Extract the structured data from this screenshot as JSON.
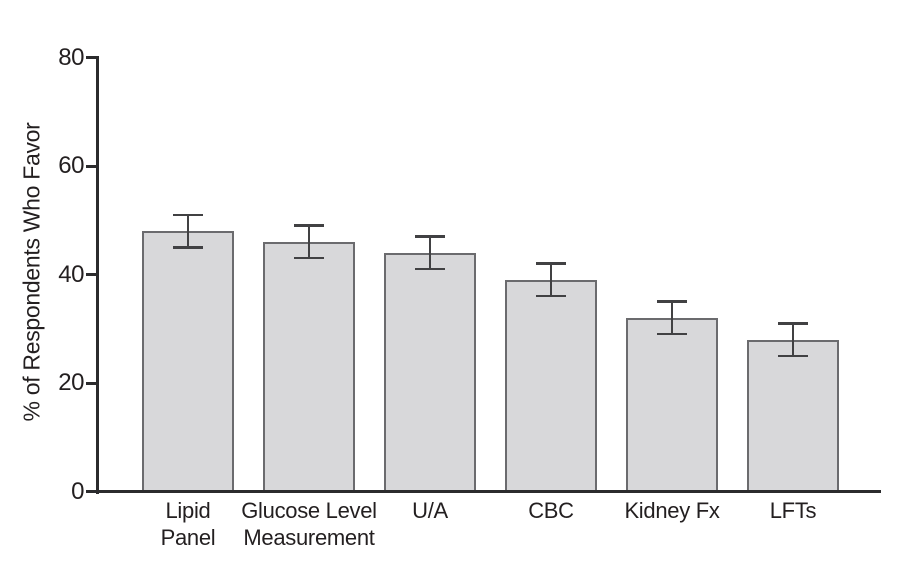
{
  "chart_data": {
    "type": "bar",
    "title": "",
    "ylabel": "% of Respondents Who Favor",
    "xlabel": "",
    "ylim": [
      0,
      80
    ],
    "yticks": [
      0,
      20,
      40,
      60,
      80
    ],
    "grid": false,
    "legend": false,
    "categories": [
      "Lipid\nPanel",
      "Glucose Level\nMeasurement",
      "U/A",
      "CBC",
      "Kidney Fx",
      "LFTs"
    ],
    "values": [
      48,
      46,
      44,
      39,
      32,
      28
    ],
    "error_low": [
      45,
      43,
      41,
      36,
      29,
      25
    ],
    "error_high": [
      51,
      49,
      47,
      42,
      35,
      31
    ],
    "colors": {
      "bar_fill": "#d8d8da",
      "bar_border": "#6b6b6e",
      "error_bar": "#414143",
      "axis": "#2b2b2d",
      "text": "#231f20",
      "background": "#ffffff"
    }
  }
}
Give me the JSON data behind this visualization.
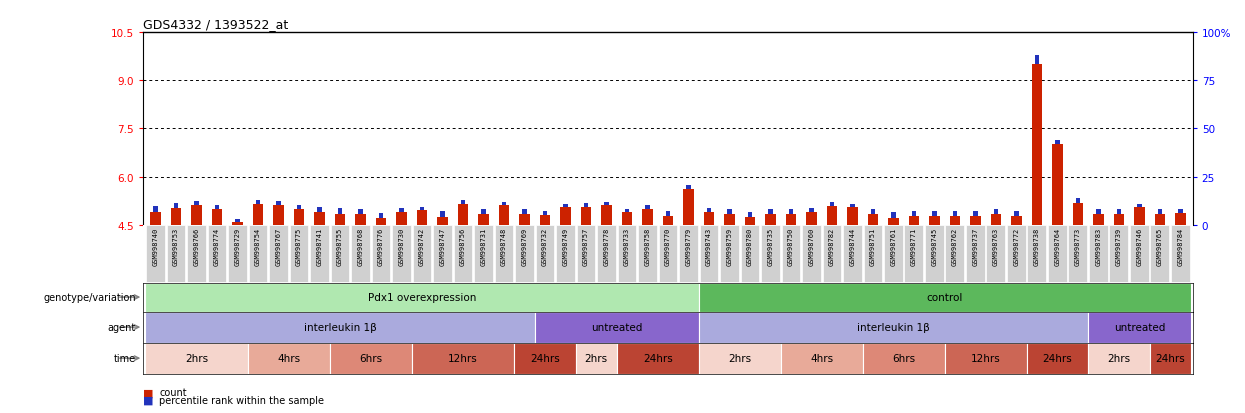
{
  "title": "GDS4332 / 1393522_at",
  "ylim_left": [
    4.5,
    10.5
  ],
  "yticks_left": [
    4.5,
    6.0,
    7.5,
    9.0,
    10.5
  ],
  "yticks_right": [
    0,
    25,
    50,
    75,
    100
  ],
  "bar_color_red": "#cc2200",
  "bar_color_blue": "#2233bb",
  "samples": [
    "GSM998740",
    "GSM998753",
    "GSM998766",
    "GSM998774",
    "GSM998729",
    "GSM998754",
    "GSM998767",
    "GSM998775",
    "GSM998741",
    "GSM998755",
    "GSM998768",
    "GSM998776",
    "GSM998730",
    "GSM998742",
    "GSM998747",
    "GSM998756",
    "GSM998731",
    "GSM998748",
    "GSM998769",
    "GSM998732",
    "GSM998749",
    "GSM998757",
    "GSM998778",
    "GSM998733",
    "GSM998758",
    "GSM998770",
    "GSM998779",
    "GSM998743",
    "GSM998759",
    "GSM998780",
    "GSM998735",
    "GSM998750",
    "GSM998760",
    "GSM998782",
    "GSM998744",
    "GSM998751",
    "GSM998761",
    "GSM998771",
    "GSM998745",
    "GSM998762",
    "GSM998737",
    "GSM998763",
    "GSM998772",
    "GSM998738",
    "GSM998764",
    "GSM998773",
    "GSM998783",
    "GSM998739",
    "GSM998746",
    "GSM998765",
    "GSM998784"
  ],
  "red_values": [
    4.88,
    5.02,
    5.1,
    4.98,
    4.58,
    5.15,
    5.12,
    5.0,
    4.88,
    4.84,
    4.82,
    4.7,
    4.88,
    4.95,
    4.74,
    5.15,
    4.82,
    5.1,
    4.82,
    4.8,
    5.05,
    5.05,
    5.1,
    4.88,
    4.98,
    4.78,
    5.6,
    4.88,
    4.82,
    4.74,
    4.82,
    4.82,
    4.88,
    5.08,
    5.05,
    4.82,
    4.72,
    4.78,
    4.78,
    4.78,
    4.78,
    4.82,
    4.78,
    9.5,
    7.0,
    5.18,
    4.82,
    4.82,
    5.05,
    4.82,
    4.85
  ],
  "blue_values": [
    5.08,
    5.18,
    5.25,
    5.12,
    4.68,
    5.28,
    5.25,
    5.12,
    5.05,
    5.02,
    4.98,
    4.85,
    5.02,
    5.05,
    4.92,
    5.28,
    4.98,
    5.22,
    4.98,
    4.92,
    5.15,
    5.18,
    5.2,
    4.98,
    5.1,
    4.92,
    5.72,
    5.02,
    4.98,
    4.88,
    4.98,
    4.98,
    5.02,
    5.2,
    5.15,
    4.98,
    4.88,
    4.92,
    4.92,
    4.92,
    4.92,
    4.98,
    4.92,
    9.78,
    7.15,
    5.32,
    4.98,
    4.98,
    5.15,
    4.98,
    5.0
  ],
  "genotype_groups": [
    {
      "label": "Pdx1 overexpression",
      "start": 0,
      "end": 27,
      "color": "#b0e8b0"
    },
    {
      "label": "control",
      "start": 27,
      "end": 51,
      "color": "#5cb85c"
    }
  ],
  "agent_groups": [
    {
      "label": "interleukin 1β",
      "start": 0,
      "end": 19,
      "color": "#aaaadd"
    },
    {
      "label": "untreated",
      "start": 19,
      "end": 27,
      "color": "#8866cc"
    },
    {
      "label": "interleukin 1β",
      "start": 27,
      "end": 46,
      "color": "#aaaadd"
    },
    {
      "label": "untreated",
      "start": 46,
      "end": 51,
      "color": "#8866cc"
    }
  ],
  "time_groups": [
    {
      "label": "2hrs",
      "start": 0,
      "end": 5,
      "color": "#f5d5cc"
    },
    {
      "label": "4hrs",
      "start": 5,
      "end": 9,
      "color": "#e8aa99"
    },
    {
      "label": "6hrs",
      "start": 9,
      "end": 13,
      "color": "#dd8877"
    },
    {
      "label": "12hrs",
      "start": 13,
      "end": 18,
      "color": "#cc6655"
    },
    {
      "label": "24hrs",
      "start": 18,
      "end": 21,
      "color": "#bb4433"
    },
    {
      "label": "2hrs",
      "start": 21,
      "end": 23,
      "color": "#f5d5cc"
    },
    {
      "label": "24hrs",
      "start": 23,
      "end": 27,
      "color": "#bb4433"
    },
    {
      "label": "2hrs",
      "start": 27,
      "end": 31,
      "color": "#f5d5cc"
    },
    {
      "label": "4hrs",
      "start": 31,
      "end": 35,
      "color": "#e8aa99"
    },
    {
      "label": "6hrs",
      "start": 35,
      "end": 39,
      "color": "#dd8877"
    },
    {
      "label": "12hrs",
      "start": 39,
      "end": 43,
      "color": "#cc6655"
    },
    {
      "label": "24hrs",
      "start": 43,
      "end": 46,
      "color": "#bb4433"
    },
    {
      "label": "2hrs",
      "start": 46,
      "end": 49,
      "color": "#f5d5cc"
    },
    {
      "label": "24hrs",
      "start": 49,
      "end": 51,
      "color": "#bb4433"
    }
  ],
  "row_labels": [
    "genotype/variation",
    "agent",
    "time"
  ],
  "legend": [
    {
      "label": "count",
      "color": "#cc2200"
    },
    {
      "label": "percentile rank within the sample",
      "color": "#2233bb"
    }
  ],
  "bg_color": "#ffffff",
  "tick_area_color": "#d8d8d8"
}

————————

Set problem:
Reproduce each entry precisely. Leave the pictures out.

Solved problem:
Extract the structured data from this screenshot as JSON.
{
  "chart_data": {
    "type": "bar",
    "title": "",
    "ylabel": "% of Respondents Who Favor",
    "xlabel": "",
    "ylim": [
      0,
      80
    ],
    "yticks": [
      0,
      20,
      40,
      60,
      80
    ],
    "grid": false,
    "legend": false,
    "categories": [
      "Lipid\nPanel",
      "Glucose Level\nMeasurement",
      "U/A",
      "CBC",
      "Kidney Fx",
      "LFTs"
    ],
    "values": [
      48,
      46,
      44,
      39,
      32,
      28
    ],
    "error_low": [
      45,
      43,
      41,
      36,
      29,
      25
    ],
    "error_high": [
      51,
      49,
      47,
      42,
      35,
      31
    ],
    "colors": {
      "bar_fill": "#d8d8da",
      "bar_border": "#6b6b6e",
      "error_bar": "#414143",
      "axis": "#2b2b2d",
      "text": "#231f20",
      "background": "#ffffff"
    }
  }
}
Give me the JSON data behind this visualization.
{
  "title": "GDS4332 / 1393522_at",
  "ylim_left": [
    4.5,
    10.5
  ],
  "yticks_left": [
    4.5,
    6.0,
    7.5,
    9.0,
    10.5
  ],
  "yticks_right": [
    0,
    25,
    50,
    75,
    100
  ],
  "bar_color_red": "#cc2200",
  "bar_color_blue": "#2233bb",
  "samples": [
    "GSM998740",
    "GSM998753",
    "GSM998766",
    "GSM998774",
    "GSM998729",
    "GSM998754",
    "GSM998767",
    "GSM998775",
    "GSM998741",
    "GSM998755",
    "GSM998768",
    "GSM998776",
    "GSM998730",
    "GSM998742",
    "GSM998747",
    "GSM998756",
    "GSM998731",
    "GSM998748",
    "GSM998769",
    "GSM998732",
    "GSM998749",
    "GSM998757",
    "GSM998778",
    "GSM998733",
    "GSM998758",
    "GSM998770",
    "GSM998779",
    "GSM998743",
    "GSM998759",
    "GSM998780",
    "GSM998735",
    "GSM998750",
    "GSM998760",
    "GSM998782",
    "GSM998744",
    "GSM998751",
    "GSM998761",
    "GSM998771",
    "GSM998745",
    "GSM998762",
    "GSM998737",
    "GSM998763",
    "GSM998772",
    "GSM998738",
    "GSM998764",
    "GSM998773",
    "GSM998783",
    "GSM998739",
    "GSM998746",
    "GSM998765",
    "GSM998784"
  ],
  "red_values": [
    4.88,
    5.02,
    5.1,
    4.98,
    4.58,
    5.15,
    5.12,
    5.0,
    4.88,
    4.84,
    4.82,
    4.7,
    4.88,
    4.95,
    4.74,
    5.15,
    4.82,
    5.1,
    4.82,
    4.8,
    5.05,
    5.05,
    5.1,
    4.88,
    4.98,
    4.78,
    5.6,
    4.88,
    4.82,
    4.74,
    4.82,
    4.82,
    4.88,
    5.08,
    5.05,
    4.82,
    4.72,
    4.78,
    4.78,
    4.78,
    4.78,
    4.82,
    4.78,
    9.5,
    7.0,
    5.18,
    4.82,
    4.82,
    5.05,
    4.82,
    4.85
  ],
  "blue_values": [
    5.08,
    5.18,
    5.25,
    5.12,
    4.68,
    5.28,
    5.25,
    5.12,
    5.05,
    5.02,
    4.98,
    4.85,
    5.02,
    5.05,
    4.92,
    5.28,
    4.98,
    5.22,
    4.98,
    4.92,
    5.15,
    5.18,
    5.2,
    4.98,
    5.1,
    4.92,
    5.72,
    5.02,
    4.98,
    4.88,
    4.98,
    4.98,
    5.02,
    5.2,
    5.15,
    4.98,
    4.88,
    4.92,
    4.92,
    4.92,
    4.92,
    4.98,
    4.92,
    9.78,
    7.15,
    5.32,
    4.98,
    4.98,
    5.15,
    4.98,
    5.0
  ],
  "genotype_groups": [
    {
      "label": "Pdx1 overexpression",
      "start": 0,
      "end": 27,
      "color": "#b0e8b0"
    },
    {
      "label": "control",
      "start": 27,
      "end": 51,
      "color": "#5cb85c"
    }
  ],
  "agent_groups": [
    {
      "label": "interleukin 1β",
      "start": 0,
      "end": 19,
      "color": "#aaaadd"
    },
    {
      "label": "untreated",
      "start": 19,
      "end": 27,
      "color": "#8866cc"
    },
    {
      "label": "interleukin 1β",
      "start": 27,
      "end": 46,
      "color": "#aaaadd"
    },
    {
      "label": "untreated",
      "start": 46,
      "end": 51,
      "color": "#8866cc"
    }
  ],
  "time_groups": [
    {
      "label": "2hrs",
      "start": 0,
      "end": 5,
      "color": "#f5d5cc"
    },
    {
      "label": "4hrs",
      "start": 5,
      "end": 9,
      "color": "#e8aa99"
    },
    {
      "label": "6hrs",
      "start": 9,
      "end": 13,
      "color": "#dd8877"
    },
    {
      "label": "12hrs",
      "start": 13,
      "end": 18,
      "color": "#cc6655"
    },
    {
      "label": "24hrs",
      "start": 18,
      "end": 21,
      "color": "#bb4433"
    },
    {
      "label": "2hrs",
      "start": 21,
      "end": 23,
      "color": "#f5d5cc"
    },
    {
      "label": "24hrs",
      "start": 23,
      "end": 27,
      "color": "#bb4433"
    },
    {
      "label": "2hrs",
      "start": 27,
      "end": 31,
      "color": "#f5d5cc"
    },
    {
      "label": "4hrs",
      "start": 31,
      "end": 35,
      "color": "#e8aa99"
    },
    {
      "label": "6hrs",
      "start": 35,
      "end": 39,
      "color": "#dd8877"
    },
    {
      "label": "12hrs",
      "start": 39,
      "end": 43,
      "color": "#cc6655"
    },
    {
      "label": "24hrs",
      "start": 43,
      "end": 46,
      "color": "#bb4433"
    },
    {
      "label": "2hrs",
      "start": 46,
      "end": 49,
      "color": "#f5d5cc"
    },
    {
      "label": "24hrs",
      "start": 49,
      "end": 51,
      "color": "#bb4433"
    }
  ],
  "row_labels": [
    "genotype/variation",
    "agent",
    "time"
  ],
  "legend": [
    {
      "label": "count",
      "color": "#cc2200"
    },
    {
      "label": "percentile rank within the sample",
      "color": "#2233bb"
    }
  ],
  "bg_color": "#ffffff",
  "tick_area_color": "#d8d8d8"
}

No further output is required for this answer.